Page element annotations:
────────
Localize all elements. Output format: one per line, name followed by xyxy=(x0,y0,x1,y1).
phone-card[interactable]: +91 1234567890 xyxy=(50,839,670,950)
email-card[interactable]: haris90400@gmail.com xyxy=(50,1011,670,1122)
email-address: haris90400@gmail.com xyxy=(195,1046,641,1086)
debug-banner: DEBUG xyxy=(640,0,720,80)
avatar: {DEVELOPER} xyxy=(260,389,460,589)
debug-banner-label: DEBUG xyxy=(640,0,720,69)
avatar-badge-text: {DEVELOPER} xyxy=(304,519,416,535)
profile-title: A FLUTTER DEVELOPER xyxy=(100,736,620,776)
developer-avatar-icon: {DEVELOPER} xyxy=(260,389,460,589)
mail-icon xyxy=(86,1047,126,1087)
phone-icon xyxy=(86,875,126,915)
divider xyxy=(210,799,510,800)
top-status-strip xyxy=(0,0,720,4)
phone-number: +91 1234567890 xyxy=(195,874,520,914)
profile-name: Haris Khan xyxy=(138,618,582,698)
────────
### Exercise instructions
Pick out each line of the rows above that contains the string "DEBUG". Copy those lines in full.

### Response to the exercise
debug-banner: DEBUG xyxy=(640,0,720,80)
debug-banner-label: DEBUG xyxy=(640,0,720,69)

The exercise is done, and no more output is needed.